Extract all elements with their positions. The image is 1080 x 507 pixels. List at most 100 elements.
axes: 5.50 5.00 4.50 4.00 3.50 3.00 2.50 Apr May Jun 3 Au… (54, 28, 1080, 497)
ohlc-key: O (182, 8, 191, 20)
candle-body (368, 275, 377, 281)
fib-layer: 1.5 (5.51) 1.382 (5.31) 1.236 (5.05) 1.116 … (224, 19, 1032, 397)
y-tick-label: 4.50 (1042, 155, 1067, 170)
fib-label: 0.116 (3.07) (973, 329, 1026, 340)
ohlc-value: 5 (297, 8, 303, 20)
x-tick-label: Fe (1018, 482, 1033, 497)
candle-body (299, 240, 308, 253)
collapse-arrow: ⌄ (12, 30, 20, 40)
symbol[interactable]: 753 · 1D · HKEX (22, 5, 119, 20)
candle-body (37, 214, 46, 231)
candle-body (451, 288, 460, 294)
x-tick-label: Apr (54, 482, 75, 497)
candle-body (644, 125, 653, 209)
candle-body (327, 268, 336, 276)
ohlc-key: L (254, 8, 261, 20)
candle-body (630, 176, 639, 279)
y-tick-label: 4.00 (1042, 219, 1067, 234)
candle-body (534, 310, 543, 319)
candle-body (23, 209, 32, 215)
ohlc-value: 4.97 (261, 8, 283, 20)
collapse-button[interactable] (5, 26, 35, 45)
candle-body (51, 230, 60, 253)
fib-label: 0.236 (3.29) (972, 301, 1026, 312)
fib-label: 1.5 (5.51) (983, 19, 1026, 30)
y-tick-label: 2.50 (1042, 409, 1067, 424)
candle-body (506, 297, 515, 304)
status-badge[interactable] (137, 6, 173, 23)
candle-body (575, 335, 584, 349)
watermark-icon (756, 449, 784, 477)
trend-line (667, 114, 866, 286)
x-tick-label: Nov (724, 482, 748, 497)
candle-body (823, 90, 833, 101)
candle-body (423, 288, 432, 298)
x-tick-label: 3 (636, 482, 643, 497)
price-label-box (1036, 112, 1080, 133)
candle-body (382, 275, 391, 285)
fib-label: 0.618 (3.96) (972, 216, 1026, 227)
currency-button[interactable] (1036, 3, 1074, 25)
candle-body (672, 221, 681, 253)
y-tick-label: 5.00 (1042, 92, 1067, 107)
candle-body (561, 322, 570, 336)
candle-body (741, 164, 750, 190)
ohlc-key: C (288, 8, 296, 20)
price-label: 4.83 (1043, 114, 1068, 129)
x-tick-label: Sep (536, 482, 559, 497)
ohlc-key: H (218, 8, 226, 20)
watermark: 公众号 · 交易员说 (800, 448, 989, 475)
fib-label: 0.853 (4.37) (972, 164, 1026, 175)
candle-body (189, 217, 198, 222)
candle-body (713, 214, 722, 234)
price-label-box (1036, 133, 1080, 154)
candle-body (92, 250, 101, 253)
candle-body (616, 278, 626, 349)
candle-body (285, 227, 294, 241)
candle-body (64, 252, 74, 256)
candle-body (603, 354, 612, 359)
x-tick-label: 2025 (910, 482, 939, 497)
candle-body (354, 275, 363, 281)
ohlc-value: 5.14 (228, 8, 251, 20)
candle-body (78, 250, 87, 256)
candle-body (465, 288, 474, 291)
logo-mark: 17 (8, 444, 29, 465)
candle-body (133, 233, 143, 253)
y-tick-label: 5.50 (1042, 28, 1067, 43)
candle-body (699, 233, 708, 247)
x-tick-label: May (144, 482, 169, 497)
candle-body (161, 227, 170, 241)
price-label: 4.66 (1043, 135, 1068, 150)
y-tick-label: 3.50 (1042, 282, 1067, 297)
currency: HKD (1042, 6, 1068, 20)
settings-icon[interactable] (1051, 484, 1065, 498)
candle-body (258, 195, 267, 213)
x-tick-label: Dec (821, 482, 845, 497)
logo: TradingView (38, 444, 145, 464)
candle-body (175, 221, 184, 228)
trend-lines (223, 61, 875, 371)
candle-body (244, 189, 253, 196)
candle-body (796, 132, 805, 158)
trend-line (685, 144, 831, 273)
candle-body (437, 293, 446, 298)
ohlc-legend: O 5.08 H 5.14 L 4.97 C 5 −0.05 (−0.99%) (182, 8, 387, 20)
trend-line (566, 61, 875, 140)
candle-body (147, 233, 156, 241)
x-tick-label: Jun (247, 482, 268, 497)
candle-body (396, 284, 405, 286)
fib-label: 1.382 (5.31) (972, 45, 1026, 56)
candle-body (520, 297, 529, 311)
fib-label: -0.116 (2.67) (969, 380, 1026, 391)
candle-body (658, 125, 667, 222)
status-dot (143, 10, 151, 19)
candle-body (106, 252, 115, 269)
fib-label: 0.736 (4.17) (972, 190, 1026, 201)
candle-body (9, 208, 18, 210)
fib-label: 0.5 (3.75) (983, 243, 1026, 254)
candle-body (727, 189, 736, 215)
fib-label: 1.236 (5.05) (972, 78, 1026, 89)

=-=-=

AIM OF THE EXERCISE: Format the items as a numbered list, from the first line down to the line containing "candle-body (616, 278, 626, 349)", including both ends and skipping any blank lines.

WRITTEN RESPONSE:
1. Extract all elements with their positions. The image is 1080 x 507 pixels. List at most 100 elements.
2. axes: 5.50 5.00 4.50 4.00 3.50 3.00 2.50 Apr May Jun 3 Au… (54, 28, 1080, 497)
3. ohlc-key: O (182, 8, 191, 20)
4. candle-body (368, 275, 377, 281)
5. fib-layer: 1.5 (5.51) 1.382 (5.31) 1.236 (5.05) 1.116 … (224, 19, 1032, 397)
6. y-tick-label: 4.50 (1042, 155, 1067, 170)
7. fib-label: 0.116 (3.07) (973, 329, 1026, 340)
8. ohlc-value: 5 (297, 8, 303, 20)
9. x-tick-label: Fe (1018, 482, 1033, 497)
10. candle-body (299, 240, 308, 253)
11. collapse-arrow: ⌄ (12, 30, 20, 40)
12. symbol[interactable]: 753 · 1D · HKEX (22, 5, 119, 20)
13. candle-body (37, 214, 46, 231)
14. candle-body (451, 288, 460, 294)
15. x-tick-label: Apr (54, 482, 75, 497)
16. candle-body (644, 125, 653, 209)
17. candle-body (327, 268, 336, 276)
18. ohlc-key: L (254, 8, 261, 20)
19. candle-body (630, 176, 639, 279)
20. y-tick-label: 4.00 (1042, 219, 1067, 234)
21. candle-body (534, 310, 543, 319)
22. candle-body (23, 209, 32, 215)
23. ohlc-value: 4.97 (261, 8, 283, 20)
24. collapse-button[interactable] (5, 26, 35, 45)
25. candle-body (51, 230, 60, 253)
26. fib-label: 0.236 (3.29) (972, 301, 1026, 312)
27. fib-label: 1.5 (5.51) (983, 19, 1026, 30)
28. y-tick-label: 2.50 (1042, 409, 1067, 424)
29. candle-body (506, 297, 515, 304)
30. status-badge[interactable] (137, 6, 173, 23)
31. candle-body (575, 335, 584, 349)
32. watermark-icon (756, 449, 784, 477)
33. trend-line (667, 114, 866, 286)
34. x-tick-label: Nov (724, 482, 748, 497)
35. candle-body (823, 90, 833, 101)
36. candle-body (423, 288, 432, 298)
37. x-tick-label: 3 (636, 482, 643, 497)
38. price-label-box (1036, 112, 1080, 133)
39. candle-body (382, 275, 391, 285)
40. fib-label: 0.618 (3.96) (972, 216, 1026, 227)
41. currency-button[interactable] (1036, 3, 1074, 25)
42. candle-body (672, 221, 681, 253)
43. y-tick-label: 5.00 (1042, 92, 1067, 107)
44. candle-body (561, 322, 570, 336)
45. candle-body (741, 164, 750, 190)
46. ohlc-key: C (288, 8, 296, 20)
47. price-label: 4.83 (1043, 114, 1068, 129)
48. x-tick-label: Sep (536, 482, 559, 497)
49. ohlc-key: H (218, 8, 226, 20)
50. watermark: 公众号 · 交易员说 (800, 448, 989, 475)
51. fib-label: 0.853 (4.37) (972, 164, 1026, 175)
52. candle-body (189, 217, 198, 222)
53. candle-body (713, 214, 722, 234)
54. price-label-box (1036, 133, 1080, 154)
55. candle-body (92, 250, 101, 253)
56. candle-body (616, 278, 626, 349)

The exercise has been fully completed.